Table 6 presents the active packaging developed using GNFs through bilayer systems. Smart packaging using GNFs in bilayer films has not yet been found in the literature. The bilayer systems presented in Table 6 demonstrated high antibacterial efficacy, with significant inhibition zones against E. coli, S. aureus, L. monocytogenes, P. aeruginosa, and other relevant foodborne pathogens, reaching inhibitions of up to 32 mm. Furthermore, they exhibited high antioxidant activity, notably a DPPH scavenging capacity of over 90% and a scavenging capacity for ABTS (2,2′-azino-bis(3-ethylbenzothiazoline-6-sulfonic acid)) and DPPH radicals that was significantly higher than that of the control films. The mechanical and functional properties of the films improved, including increased strength, reduced water vapor permeability, enhanced thermal stability, improved surface hydrophobicity, and efficient encapsulation of the active compounds.
Comparing the studies presented in Table 5 and Table 6, bilayer systems demonstrated superior performance in several functional and structural aspects, reflecting their greater potential for advanced applications in active and smart packaging. The combination of a protective layer (such as PLA) with an active layer of GNFs enabled the development of more robust, functional packaging with controlled release of bioactive compounds, making them more suitable for advanced and active packaging.
:::
**Work to complete:**
**a)** According to the excerpt on bilayer packaging, why are bilayer systems more suitable for advanced and active packaging?
**b)** Reproduce the passage of the excerpt on bilayer packaging between "Comparing the studies" and "and active packaging.", inclusive.

**Source material:**
:::
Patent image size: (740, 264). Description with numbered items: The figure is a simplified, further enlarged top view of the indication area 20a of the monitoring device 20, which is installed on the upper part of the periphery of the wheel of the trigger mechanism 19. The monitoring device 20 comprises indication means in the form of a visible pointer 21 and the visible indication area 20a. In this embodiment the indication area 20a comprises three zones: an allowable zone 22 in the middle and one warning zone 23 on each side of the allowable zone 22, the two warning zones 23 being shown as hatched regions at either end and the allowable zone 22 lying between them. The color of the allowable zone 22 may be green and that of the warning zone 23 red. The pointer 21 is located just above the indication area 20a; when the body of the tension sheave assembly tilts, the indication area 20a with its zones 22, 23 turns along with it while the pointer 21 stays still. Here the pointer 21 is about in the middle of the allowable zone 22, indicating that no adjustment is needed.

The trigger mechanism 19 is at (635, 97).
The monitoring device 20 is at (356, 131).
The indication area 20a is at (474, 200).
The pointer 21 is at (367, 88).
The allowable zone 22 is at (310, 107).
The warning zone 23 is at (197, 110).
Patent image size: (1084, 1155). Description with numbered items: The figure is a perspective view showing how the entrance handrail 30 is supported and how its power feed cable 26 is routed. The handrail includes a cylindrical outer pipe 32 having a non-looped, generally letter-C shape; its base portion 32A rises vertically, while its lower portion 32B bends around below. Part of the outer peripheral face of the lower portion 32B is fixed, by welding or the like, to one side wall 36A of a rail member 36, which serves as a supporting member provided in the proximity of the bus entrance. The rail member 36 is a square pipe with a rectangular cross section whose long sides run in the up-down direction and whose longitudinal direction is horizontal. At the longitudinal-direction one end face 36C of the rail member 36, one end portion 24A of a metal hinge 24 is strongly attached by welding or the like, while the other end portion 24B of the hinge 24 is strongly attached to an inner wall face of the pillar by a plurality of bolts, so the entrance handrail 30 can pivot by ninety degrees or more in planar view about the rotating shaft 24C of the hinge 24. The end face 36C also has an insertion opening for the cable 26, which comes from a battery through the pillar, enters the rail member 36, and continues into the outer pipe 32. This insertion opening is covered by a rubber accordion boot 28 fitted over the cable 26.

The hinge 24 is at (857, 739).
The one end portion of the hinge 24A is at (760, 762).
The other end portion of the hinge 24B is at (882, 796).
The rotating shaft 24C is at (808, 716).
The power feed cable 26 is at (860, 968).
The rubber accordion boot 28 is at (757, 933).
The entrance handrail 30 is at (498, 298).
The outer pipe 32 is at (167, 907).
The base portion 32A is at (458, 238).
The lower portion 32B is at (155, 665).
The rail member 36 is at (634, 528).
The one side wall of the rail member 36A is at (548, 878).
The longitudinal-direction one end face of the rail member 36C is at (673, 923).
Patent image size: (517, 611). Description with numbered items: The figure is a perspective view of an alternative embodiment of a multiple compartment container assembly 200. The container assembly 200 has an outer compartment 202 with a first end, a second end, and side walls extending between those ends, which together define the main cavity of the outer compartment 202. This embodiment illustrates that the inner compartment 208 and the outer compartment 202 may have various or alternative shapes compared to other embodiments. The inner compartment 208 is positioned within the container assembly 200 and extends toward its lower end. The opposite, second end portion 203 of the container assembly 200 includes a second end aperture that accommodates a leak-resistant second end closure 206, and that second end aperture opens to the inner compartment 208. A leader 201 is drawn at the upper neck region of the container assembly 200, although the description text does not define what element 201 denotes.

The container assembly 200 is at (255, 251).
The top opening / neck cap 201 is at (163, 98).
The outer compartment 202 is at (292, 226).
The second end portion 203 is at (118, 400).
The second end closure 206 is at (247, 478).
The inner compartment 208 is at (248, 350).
:::
**Exercise answers:**
**a)** A protective layer such as PLA is combined with an active layer of GNFs. That combination produces more robust, functional packaging with controlled release of bioactive compounds.

**b)**
Comparing the studies presented in Table 5 and Table 6, bilayer systems demonstrated superior performance in several functional and structural aspects, reflecting their greater potential for advanced applications in active and smart packaging. The combination of a protective layer (such as PLA) with an active layer of GNFs enabled the development of more robust, functional packaging with controlled release of bioactive compounds, making them more suitable for advanced and active packaging.